PROBLEM TO SOLVE
Isolate every line in the data with the string "Portrait" and copy it.

RECORDS FOR THIS TASK
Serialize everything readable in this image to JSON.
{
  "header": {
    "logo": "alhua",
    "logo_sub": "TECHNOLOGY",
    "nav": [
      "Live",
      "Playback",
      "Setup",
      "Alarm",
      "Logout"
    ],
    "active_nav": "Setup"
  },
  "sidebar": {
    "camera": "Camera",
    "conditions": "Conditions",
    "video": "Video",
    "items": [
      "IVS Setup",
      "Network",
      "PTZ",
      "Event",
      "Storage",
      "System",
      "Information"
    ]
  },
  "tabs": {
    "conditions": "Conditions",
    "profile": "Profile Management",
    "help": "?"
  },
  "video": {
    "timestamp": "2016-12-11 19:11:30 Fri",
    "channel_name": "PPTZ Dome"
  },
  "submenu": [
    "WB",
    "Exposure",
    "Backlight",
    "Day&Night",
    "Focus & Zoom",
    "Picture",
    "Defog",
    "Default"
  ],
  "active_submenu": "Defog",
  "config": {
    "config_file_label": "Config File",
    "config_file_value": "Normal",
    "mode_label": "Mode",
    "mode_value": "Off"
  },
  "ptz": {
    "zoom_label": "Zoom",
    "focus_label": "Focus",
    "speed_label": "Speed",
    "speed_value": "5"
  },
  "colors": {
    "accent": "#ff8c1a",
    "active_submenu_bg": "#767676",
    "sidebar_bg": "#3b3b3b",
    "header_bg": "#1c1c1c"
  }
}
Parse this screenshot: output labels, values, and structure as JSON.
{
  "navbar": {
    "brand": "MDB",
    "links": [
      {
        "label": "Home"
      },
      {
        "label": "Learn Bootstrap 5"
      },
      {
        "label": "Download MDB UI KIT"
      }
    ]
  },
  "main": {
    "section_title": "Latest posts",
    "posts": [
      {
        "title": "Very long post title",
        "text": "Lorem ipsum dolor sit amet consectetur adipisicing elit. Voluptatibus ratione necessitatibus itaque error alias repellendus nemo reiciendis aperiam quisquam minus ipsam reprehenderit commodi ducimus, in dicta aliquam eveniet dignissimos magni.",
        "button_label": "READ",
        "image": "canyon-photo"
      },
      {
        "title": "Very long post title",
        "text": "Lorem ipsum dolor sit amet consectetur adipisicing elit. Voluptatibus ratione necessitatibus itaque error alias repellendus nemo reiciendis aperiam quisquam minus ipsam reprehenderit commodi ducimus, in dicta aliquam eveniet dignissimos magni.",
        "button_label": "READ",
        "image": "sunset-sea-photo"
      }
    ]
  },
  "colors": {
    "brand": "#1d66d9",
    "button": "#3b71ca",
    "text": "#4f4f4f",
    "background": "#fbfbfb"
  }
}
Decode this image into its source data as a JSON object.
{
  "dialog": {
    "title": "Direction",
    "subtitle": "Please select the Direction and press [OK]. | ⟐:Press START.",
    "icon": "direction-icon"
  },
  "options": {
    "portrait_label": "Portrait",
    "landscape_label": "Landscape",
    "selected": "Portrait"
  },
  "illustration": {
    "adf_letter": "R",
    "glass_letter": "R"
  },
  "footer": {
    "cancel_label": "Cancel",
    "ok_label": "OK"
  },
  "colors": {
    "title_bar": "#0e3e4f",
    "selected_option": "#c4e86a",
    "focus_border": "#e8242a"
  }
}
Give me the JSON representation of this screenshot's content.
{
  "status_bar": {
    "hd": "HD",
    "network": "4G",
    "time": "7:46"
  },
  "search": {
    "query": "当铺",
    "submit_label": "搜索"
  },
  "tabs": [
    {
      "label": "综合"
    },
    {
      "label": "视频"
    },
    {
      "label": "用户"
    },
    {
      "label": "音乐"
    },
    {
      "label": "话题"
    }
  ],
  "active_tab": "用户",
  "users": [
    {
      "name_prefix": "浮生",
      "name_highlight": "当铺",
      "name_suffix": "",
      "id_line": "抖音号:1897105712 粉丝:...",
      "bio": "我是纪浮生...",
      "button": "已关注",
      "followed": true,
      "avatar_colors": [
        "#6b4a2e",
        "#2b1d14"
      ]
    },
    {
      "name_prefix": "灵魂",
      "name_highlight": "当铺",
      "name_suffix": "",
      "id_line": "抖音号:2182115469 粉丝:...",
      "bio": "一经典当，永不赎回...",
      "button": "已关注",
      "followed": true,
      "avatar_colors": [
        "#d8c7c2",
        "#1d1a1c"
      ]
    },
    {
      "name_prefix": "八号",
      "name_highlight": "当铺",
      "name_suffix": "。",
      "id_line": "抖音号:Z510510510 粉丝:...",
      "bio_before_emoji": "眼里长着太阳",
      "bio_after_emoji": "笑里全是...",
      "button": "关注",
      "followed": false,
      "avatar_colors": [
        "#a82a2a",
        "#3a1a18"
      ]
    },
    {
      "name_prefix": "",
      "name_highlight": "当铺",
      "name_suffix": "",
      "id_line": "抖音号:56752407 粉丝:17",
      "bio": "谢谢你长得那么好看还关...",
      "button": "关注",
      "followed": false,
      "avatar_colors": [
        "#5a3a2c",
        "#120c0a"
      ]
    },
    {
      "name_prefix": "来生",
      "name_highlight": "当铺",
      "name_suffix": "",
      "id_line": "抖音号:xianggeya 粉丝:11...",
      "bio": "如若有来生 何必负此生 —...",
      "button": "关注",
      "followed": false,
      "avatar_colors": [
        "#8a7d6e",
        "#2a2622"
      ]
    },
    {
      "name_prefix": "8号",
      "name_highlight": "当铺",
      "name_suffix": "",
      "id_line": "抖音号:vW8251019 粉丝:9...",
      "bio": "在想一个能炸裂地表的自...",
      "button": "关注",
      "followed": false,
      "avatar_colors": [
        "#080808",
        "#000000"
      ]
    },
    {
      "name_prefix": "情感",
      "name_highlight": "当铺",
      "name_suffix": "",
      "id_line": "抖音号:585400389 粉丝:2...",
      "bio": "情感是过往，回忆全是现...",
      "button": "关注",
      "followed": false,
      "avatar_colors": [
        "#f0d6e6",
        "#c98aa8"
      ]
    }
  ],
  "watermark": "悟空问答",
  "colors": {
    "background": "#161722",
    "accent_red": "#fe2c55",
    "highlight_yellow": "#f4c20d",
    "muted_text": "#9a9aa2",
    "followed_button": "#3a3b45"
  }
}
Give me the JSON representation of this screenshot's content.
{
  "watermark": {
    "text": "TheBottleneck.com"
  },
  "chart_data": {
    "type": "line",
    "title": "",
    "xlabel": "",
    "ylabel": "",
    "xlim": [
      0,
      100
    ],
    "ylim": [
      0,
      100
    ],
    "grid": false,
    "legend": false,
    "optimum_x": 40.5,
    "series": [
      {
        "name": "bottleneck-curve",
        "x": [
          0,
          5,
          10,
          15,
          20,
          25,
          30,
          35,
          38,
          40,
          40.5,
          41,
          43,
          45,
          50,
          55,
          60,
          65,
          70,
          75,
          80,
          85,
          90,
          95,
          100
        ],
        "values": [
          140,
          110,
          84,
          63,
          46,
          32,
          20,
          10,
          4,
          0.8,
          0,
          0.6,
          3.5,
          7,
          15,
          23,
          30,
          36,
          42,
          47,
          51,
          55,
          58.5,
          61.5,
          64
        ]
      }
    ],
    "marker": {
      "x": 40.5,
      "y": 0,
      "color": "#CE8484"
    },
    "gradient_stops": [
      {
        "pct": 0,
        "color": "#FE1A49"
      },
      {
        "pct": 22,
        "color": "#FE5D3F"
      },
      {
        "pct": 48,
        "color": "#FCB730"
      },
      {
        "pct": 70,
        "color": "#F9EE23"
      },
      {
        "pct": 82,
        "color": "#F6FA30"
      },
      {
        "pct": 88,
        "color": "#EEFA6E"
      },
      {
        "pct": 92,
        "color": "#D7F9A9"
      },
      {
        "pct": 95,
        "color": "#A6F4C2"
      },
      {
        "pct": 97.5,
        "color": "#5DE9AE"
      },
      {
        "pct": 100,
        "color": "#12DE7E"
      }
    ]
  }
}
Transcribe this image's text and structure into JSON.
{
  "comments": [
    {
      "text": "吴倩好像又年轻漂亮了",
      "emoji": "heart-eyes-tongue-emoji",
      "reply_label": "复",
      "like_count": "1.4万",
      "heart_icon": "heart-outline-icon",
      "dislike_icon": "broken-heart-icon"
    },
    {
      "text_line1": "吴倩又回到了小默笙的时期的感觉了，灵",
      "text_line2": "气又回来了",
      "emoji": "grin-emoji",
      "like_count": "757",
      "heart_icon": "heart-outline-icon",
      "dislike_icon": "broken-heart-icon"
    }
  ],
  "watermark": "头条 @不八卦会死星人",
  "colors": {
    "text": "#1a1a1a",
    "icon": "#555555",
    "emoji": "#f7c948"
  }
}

RESPONSE
    "portrait_label": "Portrait",
    "selected": "Portrait"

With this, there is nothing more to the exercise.